Political strategist Dick Morris has stated the 527s have another purpose as well: they act as a party-in-exile for the Clintons. In a FrontPage Magazine column, Morris suggested the Clintons were funneling money into these start-ups, which could provide campaign support to favored candidates (e.g., Hillary in 2008), in the event they lose the formal party machinery. (Current DNC Chairman Terry MacAuliffe was handpicked by Bill Clinton and has demonstrated impeccable loyalty.) This may explain the large numbers of Clinton functionaries active in 527s. Minyon Moore is on the Executive Committee of ACT. Moore is Clinton’s former political director and assistant, as well an ex-DNC officer. ACT President Ellen Malcolm joined with Clinton aide Harold Ickes to form the Media Fund, another 527 organization that seeks to purchase “issue advocacy” ads attacking President Bush near election-time.

The organization most clearly tied to the Clintons, however, is the Center for American Progress, headed by former Clinton Chief of Staff Leon Panetta. CAP is a think tank meant to rival the Heritage Foundation. Like Heritage, CAP intends to lay the ideological basis for left-wing legislation, as well as provide a philosophical opposition to Bush administration proposals. George Soros has set aside $3 million for the Center.

## [RECORD EXCERPTS]
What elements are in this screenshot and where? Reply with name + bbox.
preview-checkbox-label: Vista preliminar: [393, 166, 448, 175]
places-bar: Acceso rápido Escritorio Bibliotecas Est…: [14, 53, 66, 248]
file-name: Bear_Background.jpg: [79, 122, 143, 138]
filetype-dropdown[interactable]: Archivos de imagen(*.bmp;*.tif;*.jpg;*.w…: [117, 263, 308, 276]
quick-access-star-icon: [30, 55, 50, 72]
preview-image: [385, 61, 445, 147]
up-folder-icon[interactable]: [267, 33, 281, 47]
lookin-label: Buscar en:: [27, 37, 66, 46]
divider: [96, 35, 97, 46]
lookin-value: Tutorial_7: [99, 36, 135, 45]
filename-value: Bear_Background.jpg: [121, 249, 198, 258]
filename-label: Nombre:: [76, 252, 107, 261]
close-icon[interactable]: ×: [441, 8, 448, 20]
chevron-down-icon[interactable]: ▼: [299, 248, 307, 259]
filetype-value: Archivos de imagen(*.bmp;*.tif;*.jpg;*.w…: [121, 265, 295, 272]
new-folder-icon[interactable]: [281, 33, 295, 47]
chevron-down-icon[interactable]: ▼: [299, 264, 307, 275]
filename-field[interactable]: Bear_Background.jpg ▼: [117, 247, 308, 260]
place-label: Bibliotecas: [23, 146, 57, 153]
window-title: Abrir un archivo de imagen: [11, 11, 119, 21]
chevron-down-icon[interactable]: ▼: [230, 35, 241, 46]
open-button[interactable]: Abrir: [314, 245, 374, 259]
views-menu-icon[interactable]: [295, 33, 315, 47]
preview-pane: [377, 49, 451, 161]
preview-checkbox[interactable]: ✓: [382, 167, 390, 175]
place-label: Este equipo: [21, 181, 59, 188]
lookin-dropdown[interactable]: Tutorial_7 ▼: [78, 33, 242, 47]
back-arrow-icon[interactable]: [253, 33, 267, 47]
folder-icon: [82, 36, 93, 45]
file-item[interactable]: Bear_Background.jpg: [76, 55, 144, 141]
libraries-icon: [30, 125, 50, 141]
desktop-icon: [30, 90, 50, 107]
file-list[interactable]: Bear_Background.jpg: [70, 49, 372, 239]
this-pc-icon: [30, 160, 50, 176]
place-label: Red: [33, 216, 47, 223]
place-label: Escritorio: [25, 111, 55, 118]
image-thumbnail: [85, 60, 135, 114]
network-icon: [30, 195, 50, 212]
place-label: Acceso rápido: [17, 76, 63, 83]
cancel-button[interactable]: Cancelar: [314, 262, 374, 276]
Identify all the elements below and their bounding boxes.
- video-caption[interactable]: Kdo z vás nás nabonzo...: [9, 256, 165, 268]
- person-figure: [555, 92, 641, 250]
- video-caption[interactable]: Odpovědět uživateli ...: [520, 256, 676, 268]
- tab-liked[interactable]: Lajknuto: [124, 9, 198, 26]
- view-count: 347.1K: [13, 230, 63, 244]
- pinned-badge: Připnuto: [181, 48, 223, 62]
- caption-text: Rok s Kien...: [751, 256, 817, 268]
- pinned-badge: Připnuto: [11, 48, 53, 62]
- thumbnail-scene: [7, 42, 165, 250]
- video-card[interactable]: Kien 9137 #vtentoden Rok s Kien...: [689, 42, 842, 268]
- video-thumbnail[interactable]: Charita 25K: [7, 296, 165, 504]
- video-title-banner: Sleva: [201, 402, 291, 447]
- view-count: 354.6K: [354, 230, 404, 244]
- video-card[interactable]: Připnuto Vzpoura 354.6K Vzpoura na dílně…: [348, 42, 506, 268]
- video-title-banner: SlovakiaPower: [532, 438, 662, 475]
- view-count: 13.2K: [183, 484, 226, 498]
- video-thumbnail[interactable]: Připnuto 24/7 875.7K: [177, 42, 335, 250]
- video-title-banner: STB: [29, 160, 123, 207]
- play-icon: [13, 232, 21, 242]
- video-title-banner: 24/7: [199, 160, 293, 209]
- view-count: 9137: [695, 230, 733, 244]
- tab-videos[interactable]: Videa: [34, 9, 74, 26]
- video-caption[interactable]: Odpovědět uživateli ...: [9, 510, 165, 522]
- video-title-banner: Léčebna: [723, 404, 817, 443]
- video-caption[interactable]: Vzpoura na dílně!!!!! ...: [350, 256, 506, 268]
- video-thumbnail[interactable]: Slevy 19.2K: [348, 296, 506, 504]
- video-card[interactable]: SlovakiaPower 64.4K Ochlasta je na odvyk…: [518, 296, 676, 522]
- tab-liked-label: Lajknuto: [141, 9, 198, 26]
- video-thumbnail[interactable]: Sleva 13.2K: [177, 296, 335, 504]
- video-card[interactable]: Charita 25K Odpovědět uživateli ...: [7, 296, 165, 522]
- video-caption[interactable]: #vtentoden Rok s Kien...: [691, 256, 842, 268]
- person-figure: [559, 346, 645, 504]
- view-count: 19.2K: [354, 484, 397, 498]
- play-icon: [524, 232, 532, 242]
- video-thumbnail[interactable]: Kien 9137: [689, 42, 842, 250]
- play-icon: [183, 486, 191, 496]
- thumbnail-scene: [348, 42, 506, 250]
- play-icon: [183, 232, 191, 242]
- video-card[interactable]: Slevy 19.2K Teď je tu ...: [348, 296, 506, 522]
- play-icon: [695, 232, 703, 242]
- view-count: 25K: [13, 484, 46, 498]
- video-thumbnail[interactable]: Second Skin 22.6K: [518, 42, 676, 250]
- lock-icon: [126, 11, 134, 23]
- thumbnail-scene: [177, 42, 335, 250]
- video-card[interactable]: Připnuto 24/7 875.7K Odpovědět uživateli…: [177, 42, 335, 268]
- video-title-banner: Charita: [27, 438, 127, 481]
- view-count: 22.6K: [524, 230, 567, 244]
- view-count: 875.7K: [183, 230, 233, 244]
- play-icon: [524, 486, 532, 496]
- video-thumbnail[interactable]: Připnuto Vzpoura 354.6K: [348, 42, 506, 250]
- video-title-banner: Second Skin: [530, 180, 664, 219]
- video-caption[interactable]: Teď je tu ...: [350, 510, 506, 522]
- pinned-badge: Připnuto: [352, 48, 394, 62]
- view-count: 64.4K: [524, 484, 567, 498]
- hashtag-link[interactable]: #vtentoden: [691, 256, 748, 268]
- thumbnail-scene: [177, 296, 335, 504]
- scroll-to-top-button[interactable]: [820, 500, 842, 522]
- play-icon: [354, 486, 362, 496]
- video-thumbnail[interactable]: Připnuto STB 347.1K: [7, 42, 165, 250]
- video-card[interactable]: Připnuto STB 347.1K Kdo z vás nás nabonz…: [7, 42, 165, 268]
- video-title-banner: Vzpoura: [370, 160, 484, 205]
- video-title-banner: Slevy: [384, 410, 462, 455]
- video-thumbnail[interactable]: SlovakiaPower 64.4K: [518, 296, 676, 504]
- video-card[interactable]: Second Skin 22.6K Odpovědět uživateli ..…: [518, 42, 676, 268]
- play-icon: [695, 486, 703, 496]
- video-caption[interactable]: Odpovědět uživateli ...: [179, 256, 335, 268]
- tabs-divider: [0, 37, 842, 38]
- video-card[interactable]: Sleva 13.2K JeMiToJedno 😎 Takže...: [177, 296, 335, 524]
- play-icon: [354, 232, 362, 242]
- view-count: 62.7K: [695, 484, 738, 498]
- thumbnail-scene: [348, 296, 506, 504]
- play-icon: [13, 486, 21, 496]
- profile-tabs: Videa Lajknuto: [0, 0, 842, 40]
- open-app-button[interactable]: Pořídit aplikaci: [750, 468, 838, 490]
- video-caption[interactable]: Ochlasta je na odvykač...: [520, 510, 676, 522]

## [TASK BRIEF]
In the passage about the Clintons and 527 groups, repeat word for word the stretch that begins at "The organization most" and stops after "for the Center.".

## [SOLUTION FOR THIS TASK]
The organization most clearly tied to the Clintons, however, is the Center for American Progress, headed by former Clinton Chief of Staff Leon Panetta. CAP is a think tank meant to rival the Heritage Foundation. Like Heritage, CAP intends to lay the ideological basis for left-wing legislation, as well as provide a philosophical opposition to Bush administration proposals. George Soros has set aside $3 million for the Center.